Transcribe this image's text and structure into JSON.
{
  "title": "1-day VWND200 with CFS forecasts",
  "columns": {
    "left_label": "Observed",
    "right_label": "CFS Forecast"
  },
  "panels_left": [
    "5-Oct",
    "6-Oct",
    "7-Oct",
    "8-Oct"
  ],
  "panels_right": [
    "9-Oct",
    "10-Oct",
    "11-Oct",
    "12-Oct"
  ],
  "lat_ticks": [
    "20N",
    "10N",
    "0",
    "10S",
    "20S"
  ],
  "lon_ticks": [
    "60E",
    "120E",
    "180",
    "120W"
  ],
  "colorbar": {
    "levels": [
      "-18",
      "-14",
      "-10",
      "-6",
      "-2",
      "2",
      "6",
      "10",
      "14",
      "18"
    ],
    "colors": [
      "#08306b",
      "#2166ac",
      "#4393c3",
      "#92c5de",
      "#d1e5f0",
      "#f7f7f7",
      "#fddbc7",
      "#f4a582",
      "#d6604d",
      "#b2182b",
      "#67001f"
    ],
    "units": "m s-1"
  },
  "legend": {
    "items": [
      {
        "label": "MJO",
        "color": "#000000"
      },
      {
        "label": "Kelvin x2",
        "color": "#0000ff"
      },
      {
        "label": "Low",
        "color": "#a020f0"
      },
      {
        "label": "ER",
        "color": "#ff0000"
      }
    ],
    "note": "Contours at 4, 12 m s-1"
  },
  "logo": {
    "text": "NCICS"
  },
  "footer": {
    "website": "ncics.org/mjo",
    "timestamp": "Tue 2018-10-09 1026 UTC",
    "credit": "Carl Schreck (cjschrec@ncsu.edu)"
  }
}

- **Your goal**:
Scan the material above for the string "text" and report each line where you find it.

- **Final result**:
Transcribe this image's text and structure into JSON.
    "text": "NCICS"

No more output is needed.